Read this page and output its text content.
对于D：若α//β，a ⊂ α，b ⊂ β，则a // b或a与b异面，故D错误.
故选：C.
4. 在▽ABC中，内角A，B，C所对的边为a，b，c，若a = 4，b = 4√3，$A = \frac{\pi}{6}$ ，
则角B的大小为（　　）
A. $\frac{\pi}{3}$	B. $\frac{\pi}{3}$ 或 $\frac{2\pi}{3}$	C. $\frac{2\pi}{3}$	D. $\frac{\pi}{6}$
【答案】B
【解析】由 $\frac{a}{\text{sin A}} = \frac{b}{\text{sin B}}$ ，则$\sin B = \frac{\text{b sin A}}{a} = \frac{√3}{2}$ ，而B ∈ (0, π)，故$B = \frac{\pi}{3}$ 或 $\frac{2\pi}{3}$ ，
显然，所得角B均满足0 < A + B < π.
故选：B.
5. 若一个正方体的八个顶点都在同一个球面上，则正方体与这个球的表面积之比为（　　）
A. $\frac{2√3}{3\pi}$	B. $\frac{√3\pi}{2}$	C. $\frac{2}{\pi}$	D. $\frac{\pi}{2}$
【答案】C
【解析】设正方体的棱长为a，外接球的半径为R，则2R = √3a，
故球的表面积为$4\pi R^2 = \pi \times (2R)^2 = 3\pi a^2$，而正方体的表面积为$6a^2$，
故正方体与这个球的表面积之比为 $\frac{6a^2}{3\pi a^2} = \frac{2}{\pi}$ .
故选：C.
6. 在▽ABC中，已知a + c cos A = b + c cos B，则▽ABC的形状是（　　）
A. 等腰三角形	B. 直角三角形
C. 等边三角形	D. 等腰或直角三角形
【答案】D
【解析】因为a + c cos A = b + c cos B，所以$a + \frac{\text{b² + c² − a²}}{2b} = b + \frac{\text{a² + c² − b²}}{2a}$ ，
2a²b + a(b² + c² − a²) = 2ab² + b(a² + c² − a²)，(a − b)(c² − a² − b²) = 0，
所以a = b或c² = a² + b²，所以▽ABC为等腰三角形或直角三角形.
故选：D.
□ □ □
> [What to produce]
From the data, list each line in which the string "ABC中" appears.

> [Answer to this problem]
4. 在▽ABC中，内角A，B，C所对的边为a，b，c，若a = 4，b = 4√3，$A = \frac{\pi}{6}$ ，
6. 在▽ABC中，已知a + c cos A = b + c cos B，则▽ABC的形状是（　　）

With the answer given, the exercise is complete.